■ **Problem requirements**
Collect each line containing "that".

■ **Data to use**
-- -- --

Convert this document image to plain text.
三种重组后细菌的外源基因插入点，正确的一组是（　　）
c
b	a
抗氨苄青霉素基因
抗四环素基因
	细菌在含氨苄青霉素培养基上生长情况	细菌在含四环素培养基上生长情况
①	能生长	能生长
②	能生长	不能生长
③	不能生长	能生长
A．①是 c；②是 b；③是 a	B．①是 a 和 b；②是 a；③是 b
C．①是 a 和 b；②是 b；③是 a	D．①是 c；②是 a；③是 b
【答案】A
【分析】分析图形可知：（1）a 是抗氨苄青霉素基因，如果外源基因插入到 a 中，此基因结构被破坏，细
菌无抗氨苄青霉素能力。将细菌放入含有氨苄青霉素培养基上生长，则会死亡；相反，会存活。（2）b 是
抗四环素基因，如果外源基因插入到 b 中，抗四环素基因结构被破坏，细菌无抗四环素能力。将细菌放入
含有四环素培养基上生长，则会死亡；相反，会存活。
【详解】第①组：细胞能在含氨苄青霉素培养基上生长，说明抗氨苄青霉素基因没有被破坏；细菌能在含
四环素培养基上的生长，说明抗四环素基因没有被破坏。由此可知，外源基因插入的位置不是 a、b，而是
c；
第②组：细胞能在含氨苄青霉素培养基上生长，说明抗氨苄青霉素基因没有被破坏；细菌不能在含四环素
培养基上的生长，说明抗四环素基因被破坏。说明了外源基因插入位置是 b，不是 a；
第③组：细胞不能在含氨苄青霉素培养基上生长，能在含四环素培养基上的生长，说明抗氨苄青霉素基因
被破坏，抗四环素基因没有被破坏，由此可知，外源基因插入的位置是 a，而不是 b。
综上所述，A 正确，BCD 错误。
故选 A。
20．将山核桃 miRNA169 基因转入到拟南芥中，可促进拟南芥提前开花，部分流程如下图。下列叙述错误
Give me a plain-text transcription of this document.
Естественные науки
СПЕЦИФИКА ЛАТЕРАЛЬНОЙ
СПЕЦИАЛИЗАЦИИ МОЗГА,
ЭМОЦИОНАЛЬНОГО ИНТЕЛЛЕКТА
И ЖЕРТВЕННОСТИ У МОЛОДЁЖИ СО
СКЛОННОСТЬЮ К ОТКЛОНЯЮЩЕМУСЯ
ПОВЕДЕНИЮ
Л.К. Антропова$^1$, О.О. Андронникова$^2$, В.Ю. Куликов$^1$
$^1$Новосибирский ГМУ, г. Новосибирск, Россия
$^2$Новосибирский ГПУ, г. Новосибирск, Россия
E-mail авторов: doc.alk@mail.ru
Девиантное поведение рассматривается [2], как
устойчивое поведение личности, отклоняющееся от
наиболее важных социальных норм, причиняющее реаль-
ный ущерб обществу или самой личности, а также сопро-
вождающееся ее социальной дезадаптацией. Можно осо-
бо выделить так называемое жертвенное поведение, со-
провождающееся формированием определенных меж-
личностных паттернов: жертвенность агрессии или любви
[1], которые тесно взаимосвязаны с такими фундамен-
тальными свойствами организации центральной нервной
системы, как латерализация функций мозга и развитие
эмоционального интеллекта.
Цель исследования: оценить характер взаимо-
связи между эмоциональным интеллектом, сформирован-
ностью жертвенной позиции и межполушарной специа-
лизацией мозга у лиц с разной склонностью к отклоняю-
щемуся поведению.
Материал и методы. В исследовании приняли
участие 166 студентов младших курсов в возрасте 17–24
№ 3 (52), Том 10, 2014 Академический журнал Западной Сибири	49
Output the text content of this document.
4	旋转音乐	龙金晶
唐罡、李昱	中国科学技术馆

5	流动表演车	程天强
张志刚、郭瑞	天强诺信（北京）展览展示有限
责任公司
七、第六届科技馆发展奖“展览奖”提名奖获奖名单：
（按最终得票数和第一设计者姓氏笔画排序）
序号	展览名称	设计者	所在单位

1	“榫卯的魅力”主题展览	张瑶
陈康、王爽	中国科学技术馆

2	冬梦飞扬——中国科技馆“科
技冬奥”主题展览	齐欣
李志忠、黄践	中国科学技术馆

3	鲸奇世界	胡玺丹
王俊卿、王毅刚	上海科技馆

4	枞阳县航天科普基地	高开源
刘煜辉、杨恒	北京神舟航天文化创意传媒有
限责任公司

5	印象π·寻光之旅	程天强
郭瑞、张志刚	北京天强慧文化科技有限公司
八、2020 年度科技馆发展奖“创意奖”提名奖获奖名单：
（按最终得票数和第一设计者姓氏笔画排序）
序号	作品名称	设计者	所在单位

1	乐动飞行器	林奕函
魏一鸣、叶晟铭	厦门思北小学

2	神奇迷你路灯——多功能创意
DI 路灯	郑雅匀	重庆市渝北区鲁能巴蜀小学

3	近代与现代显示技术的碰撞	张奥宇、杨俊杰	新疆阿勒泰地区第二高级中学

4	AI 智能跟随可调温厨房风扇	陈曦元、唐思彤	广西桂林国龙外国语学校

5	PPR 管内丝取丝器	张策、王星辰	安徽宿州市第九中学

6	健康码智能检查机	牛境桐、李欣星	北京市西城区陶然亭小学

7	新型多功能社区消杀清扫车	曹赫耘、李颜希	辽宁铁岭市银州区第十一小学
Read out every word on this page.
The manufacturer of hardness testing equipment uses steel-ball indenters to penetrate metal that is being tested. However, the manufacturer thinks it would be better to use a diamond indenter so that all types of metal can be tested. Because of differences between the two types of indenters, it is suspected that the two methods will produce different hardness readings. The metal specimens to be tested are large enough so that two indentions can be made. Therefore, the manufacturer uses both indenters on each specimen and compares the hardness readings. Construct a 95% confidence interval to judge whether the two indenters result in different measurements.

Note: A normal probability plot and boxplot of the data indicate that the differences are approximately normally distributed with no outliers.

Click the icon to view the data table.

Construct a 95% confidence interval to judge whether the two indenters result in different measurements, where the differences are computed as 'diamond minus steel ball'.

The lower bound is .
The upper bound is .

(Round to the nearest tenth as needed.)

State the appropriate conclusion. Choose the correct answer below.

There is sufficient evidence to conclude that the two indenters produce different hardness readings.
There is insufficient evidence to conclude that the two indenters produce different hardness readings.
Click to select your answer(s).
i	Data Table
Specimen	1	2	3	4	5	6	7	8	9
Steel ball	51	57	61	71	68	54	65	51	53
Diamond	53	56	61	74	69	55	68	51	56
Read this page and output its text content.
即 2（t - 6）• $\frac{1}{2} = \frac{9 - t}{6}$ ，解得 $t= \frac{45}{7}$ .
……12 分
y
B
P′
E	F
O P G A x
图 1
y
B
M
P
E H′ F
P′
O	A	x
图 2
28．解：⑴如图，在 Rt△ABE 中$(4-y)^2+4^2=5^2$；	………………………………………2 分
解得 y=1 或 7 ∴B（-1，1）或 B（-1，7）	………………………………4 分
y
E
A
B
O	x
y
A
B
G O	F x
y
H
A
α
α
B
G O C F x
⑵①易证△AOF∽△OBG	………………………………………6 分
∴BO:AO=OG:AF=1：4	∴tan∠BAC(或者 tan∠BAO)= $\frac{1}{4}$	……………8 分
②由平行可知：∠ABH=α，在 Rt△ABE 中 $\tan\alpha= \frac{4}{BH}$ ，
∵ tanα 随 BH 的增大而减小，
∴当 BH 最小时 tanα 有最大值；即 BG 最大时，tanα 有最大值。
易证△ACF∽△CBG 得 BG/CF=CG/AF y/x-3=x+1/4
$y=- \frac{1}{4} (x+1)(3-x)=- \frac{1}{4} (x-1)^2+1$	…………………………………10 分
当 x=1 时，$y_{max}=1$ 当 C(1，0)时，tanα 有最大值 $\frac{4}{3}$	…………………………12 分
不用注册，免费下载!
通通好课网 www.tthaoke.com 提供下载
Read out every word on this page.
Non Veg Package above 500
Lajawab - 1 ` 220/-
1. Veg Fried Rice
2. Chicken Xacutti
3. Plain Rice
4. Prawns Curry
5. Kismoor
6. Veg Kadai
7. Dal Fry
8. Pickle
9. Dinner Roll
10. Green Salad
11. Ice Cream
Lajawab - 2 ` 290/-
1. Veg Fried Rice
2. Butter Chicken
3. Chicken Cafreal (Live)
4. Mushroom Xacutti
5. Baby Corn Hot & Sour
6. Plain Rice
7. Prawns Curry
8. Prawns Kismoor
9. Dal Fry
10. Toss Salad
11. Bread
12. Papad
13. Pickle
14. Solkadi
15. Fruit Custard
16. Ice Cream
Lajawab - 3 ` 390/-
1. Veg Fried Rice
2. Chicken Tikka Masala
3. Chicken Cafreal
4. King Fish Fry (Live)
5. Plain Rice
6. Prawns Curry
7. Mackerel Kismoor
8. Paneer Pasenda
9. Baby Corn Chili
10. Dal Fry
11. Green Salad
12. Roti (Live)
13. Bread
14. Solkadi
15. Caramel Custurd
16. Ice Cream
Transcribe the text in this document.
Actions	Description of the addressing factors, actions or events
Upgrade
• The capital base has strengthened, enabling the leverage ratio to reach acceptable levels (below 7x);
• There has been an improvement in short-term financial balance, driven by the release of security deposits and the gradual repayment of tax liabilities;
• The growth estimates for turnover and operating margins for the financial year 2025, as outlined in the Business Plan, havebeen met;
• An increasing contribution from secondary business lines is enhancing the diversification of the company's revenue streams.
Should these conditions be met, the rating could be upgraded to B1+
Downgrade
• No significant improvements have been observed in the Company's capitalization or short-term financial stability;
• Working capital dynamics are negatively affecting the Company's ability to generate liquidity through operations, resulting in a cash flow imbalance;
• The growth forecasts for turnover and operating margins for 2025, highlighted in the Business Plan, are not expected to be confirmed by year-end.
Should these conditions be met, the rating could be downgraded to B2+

-- -- --

■ **Output**
The manufacturer of hardness testing equipment uses steel-ball indenters to penetrate metal that is being tested. However, the manufacturer thinks it would be better to use a diamond indenter so that all types of metal can be tested. Because of differences between the two types of indenters, it is suspected that the two methods will produce different hardness readings. The metal specimens to be tested are large enough so that two indentions can be made. Therefore, the manufacturer uses both indenters on each specimen and compares the hardness readings. Construct a 95% confidence interval to judge whether the two indenters result in different measurements.
Note: A normal probability plot and boxplot of the data indicate that the differences are approximately normally distributed with no outliers.
There is sufficient evidence to conclude that the two indenters produce different hardness readings.
There is insufficient evidence to conclude that the two indenters produce different hardness readings.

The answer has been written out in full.